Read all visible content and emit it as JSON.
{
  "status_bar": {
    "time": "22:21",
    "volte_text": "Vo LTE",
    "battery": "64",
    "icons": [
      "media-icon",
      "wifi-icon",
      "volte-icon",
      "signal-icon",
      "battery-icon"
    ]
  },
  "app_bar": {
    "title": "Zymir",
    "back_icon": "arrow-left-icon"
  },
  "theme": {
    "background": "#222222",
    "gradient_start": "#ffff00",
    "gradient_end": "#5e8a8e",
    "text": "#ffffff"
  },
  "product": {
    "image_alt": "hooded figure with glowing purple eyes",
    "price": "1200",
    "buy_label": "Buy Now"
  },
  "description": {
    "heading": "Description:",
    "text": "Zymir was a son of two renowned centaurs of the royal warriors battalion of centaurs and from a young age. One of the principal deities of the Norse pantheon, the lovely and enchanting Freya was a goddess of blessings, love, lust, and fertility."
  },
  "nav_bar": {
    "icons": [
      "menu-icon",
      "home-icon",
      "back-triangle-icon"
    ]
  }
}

> [What you have to do]: Set down the material above again, word for word.

> [Answer in full]:
Read all visible content and emit it as JSON.
{
  "status_bar": {
    "time": "22:21",
    "volte_text": "Vo LTE",
    "battery": "64",
    "icons": [
      "media-icon",
      "wifi-icon",
      "volte-icon",
      "signal-icon",
      "battery-icon"
    ]
  },
  "app_bar": {
    "title": "Zymir",
    "back_icon": "arrow-left-icon"
  },
  "theme": {
    "background": "#222222",
    "gradient_start": "#ffff00",
    "gradient_end": "#5e8a8e",
    "text": "#ffffff"
  },
  "product": {
    "image_alt": "hooded figure with glowing purple eyes",
    "price": "1200",
    "buy_label": "Buy Now"
  },
  "description": {
    "heading": "Description:",
    "text": "Zymir was a son of two renowned centaurs of the royal warriors battalion of centaurs and from a young age. One of the principal deities of the Norse pantheon, the lovely and enchanting Freya was a goddess of blessings, love, lust, and fertility."
  },
  "nav_bar": {
    "icons": [
      "menu-icon",
      "home-icon",
      "back-triangle-icon"
    ]
  }
}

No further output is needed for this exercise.